**WORK REQUIRED**
In the entries below, count every line containing "aparente". Reply with the number alone.

[BEGIN DATASET RECORDS]

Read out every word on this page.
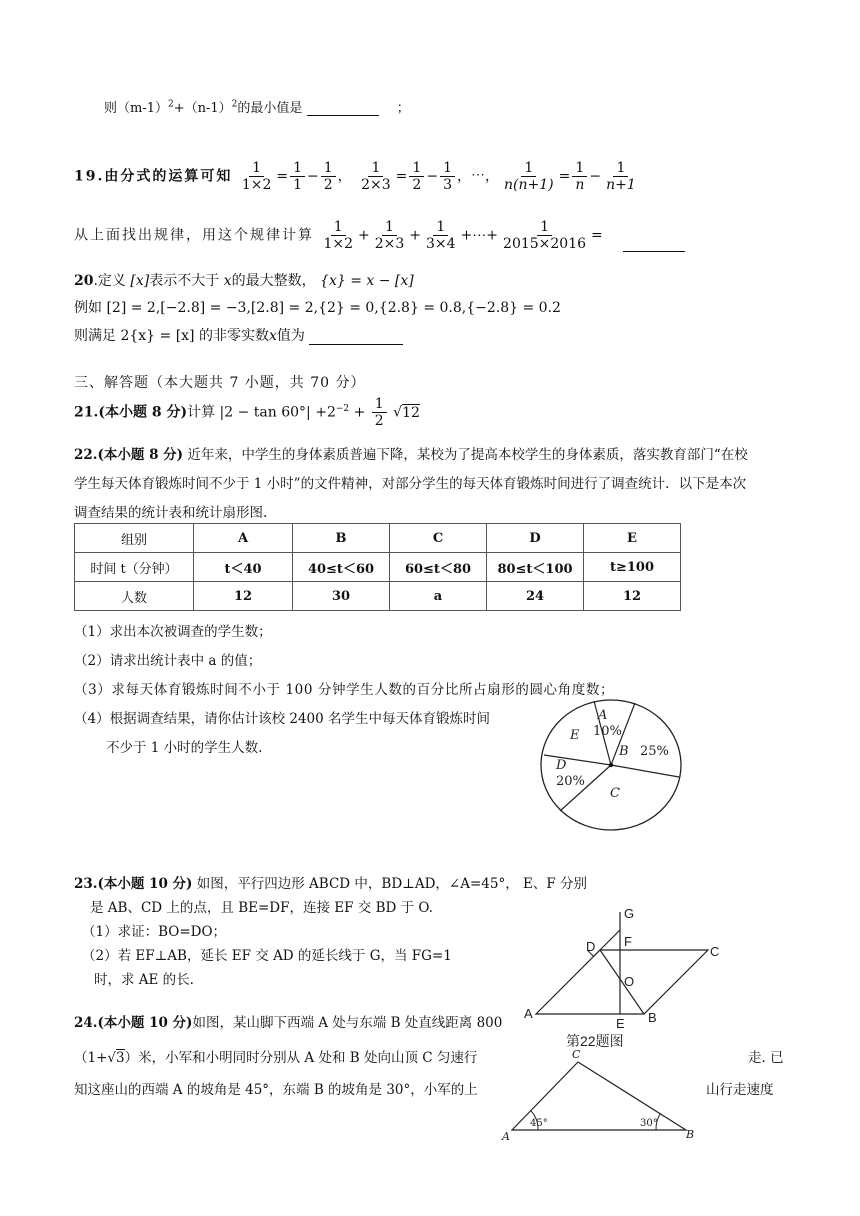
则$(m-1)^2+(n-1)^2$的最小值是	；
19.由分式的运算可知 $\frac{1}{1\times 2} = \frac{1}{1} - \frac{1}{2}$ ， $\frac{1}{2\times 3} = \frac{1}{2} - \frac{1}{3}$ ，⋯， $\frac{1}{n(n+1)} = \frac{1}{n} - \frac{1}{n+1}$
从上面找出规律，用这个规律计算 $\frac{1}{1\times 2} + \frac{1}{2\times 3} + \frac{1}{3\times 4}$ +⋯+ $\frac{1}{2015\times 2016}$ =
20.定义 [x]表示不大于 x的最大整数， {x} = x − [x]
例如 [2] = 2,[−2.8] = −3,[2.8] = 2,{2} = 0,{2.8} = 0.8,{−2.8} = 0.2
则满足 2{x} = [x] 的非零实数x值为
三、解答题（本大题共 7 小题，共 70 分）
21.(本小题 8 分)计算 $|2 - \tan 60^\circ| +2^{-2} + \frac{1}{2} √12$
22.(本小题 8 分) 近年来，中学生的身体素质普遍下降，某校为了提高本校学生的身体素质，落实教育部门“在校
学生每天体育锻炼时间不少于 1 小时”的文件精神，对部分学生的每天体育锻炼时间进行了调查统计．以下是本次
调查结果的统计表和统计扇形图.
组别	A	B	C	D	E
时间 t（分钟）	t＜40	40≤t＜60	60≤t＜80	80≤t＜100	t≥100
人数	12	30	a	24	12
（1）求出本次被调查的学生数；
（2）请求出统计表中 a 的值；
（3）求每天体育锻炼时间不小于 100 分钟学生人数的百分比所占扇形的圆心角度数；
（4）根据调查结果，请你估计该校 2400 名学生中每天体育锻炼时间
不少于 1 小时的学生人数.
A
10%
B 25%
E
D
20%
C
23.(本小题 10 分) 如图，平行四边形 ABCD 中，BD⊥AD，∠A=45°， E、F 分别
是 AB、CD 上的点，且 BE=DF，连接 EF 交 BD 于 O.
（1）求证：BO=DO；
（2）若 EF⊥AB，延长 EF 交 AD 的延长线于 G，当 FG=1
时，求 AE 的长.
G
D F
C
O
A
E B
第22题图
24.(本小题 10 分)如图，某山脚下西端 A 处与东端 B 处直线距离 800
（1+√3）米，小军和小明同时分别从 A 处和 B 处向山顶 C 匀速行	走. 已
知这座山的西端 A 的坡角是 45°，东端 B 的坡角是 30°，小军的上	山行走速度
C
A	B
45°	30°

[END DATASET RECORDS]
[BEGIN DATASET RECORDS]

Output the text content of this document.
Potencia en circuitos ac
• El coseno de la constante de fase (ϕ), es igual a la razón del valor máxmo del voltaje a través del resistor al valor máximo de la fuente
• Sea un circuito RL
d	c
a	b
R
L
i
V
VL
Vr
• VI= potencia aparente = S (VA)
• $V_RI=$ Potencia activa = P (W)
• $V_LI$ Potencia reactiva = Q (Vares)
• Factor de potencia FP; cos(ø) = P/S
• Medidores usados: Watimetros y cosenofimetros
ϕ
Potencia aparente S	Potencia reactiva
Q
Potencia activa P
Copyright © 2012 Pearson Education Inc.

[END DATASET RECORDS]

**FULL OUTPUT**
2